Wherever the word "Вычислите" appears in a line, copy that line.

-- START OF Stored records --

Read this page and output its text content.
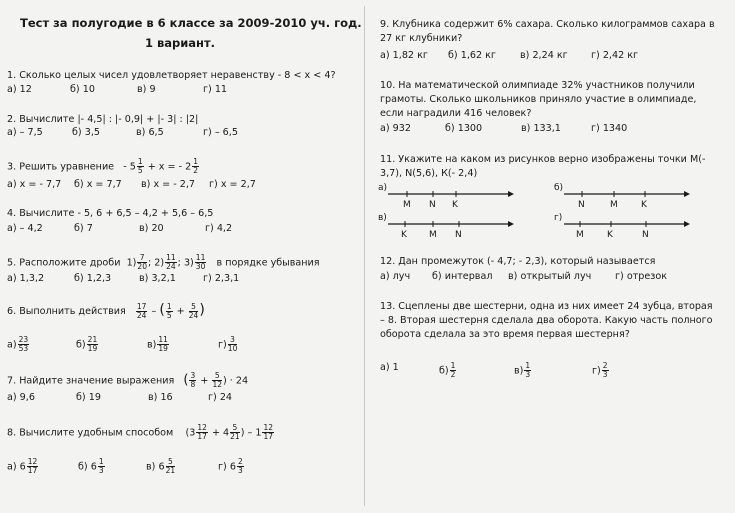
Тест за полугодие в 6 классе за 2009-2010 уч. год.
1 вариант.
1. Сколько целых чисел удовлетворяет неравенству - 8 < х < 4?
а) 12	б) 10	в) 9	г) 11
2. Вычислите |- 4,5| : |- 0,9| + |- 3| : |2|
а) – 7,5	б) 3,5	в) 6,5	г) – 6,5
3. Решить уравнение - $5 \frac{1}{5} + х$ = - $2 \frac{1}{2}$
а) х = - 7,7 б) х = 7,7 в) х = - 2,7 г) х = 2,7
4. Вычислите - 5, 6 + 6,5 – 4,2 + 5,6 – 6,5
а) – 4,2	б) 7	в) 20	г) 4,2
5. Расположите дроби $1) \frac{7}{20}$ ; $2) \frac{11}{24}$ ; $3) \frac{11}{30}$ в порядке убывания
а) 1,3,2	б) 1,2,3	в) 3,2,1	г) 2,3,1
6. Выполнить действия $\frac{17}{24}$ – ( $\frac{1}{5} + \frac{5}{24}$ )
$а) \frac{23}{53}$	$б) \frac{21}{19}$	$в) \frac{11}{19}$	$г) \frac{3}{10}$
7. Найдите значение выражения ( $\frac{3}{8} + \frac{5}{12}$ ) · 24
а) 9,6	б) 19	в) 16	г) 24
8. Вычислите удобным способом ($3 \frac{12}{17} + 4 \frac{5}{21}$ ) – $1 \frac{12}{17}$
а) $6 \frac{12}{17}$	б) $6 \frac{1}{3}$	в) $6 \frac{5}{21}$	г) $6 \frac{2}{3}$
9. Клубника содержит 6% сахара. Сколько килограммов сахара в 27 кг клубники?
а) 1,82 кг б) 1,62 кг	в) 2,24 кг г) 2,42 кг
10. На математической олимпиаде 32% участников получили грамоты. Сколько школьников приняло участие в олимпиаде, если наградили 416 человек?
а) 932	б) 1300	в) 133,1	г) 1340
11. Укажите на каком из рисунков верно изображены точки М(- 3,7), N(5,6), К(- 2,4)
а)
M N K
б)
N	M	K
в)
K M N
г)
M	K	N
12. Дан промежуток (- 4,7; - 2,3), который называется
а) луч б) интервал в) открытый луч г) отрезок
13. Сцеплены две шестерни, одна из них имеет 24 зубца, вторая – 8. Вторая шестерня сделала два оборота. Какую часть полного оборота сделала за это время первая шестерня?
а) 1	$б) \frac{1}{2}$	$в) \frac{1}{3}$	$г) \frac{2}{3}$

-- END OF Stored records --

Solution to this task =
2. Вычислите |- 4,5| : |- 0,9| + |- 3| : |2|
4. Вычислите - 5, 6 + 6,5 – 4,2 + 5,6 – 6,5
8. Вычислите удобным способом ($3 \frac{12}{17} + 4 \frac{5}{21}$ ) – $1 \frac{12}{17}$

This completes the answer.